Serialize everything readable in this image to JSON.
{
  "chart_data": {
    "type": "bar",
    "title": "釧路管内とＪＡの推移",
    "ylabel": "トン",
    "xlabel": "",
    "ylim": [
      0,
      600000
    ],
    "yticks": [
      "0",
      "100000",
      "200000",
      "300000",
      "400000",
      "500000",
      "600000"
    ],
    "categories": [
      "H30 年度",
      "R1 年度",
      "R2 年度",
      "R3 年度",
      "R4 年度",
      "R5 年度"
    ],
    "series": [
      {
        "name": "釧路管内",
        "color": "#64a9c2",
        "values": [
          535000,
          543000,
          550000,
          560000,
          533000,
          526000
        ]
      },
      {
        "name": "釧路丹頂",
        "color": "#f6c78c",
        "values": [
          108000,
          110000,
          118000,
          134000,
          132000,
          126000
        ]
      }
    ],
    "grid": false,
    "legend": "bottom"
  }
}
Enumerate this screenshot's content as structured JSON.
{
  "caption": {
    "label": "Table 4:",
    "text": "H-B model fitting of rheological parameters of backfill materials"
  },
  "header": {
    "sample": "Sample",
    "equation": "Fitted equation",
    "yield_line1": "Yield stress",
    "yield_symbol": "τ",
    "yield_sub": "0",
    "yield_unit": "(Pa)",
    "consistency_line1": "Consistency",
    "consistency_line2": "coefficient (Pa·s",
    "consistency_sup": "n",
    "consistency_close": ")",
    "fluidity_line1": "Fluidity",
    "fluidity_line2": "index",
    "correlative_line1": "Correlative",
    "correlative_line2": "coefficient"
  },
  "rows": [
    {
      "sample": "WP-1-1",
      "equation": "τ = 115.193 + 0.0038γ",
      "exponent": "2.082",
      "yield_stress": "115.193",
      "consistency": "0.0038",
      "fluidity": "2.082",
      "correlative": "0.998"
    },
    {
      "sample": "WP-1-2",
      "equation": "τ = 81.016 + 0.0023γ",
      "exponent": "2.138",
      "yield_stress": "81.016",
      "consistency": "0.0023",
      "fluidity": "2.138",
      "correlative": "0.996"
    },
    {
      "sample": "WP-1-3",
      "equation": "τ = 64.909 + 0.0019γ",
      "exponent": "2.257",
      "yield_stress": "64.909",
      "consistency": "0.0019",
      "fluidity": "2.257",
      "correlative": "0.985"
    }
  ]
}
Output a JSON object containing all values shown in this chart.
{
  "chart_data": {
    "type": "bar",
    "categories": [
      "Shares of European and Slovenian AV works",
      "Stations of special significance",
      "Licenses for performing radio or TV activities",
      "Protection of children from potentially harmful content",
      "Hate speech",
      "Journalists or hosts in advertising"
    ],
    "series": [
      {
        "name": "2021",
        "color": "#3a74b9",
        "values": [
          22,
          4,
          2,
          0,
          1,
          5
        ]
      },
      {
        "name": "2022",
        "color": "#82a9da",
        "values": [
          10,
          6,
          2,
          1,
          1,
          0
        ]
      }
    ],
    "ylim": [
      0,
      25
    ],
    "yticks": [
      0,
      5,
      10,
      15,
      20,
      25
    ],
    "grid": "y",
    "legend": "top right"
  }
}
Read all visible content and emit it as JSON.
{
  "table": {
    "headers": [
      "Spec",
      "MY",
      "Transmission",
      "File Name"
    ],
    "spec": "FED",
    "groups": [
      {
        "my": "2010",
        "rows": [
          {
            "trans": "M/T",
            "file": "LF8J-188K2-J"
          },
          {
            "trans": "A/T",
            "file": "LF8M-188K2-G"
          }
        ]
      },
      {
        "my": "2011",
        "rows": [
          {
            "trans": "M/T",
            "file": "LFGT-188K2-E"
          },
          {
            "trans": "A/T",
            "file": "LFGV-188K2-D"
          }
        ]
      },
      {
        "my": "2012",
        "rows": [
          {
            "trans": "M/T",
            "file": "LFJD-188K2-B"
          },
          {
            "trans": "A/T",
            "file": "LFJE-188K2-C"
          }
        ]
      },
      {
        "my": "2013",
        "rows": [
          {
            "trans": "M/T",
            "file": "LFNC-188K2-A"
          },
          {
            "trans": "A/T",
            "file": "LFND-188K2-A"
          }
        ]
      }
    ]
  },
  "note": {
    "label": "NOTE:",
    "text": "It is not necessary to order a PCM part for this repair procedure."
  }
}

> _WRITTEN TASK_:
State the count of lines in the data holding the word "equation", adding nothing to it.

> _FULL OUTPUT_:
4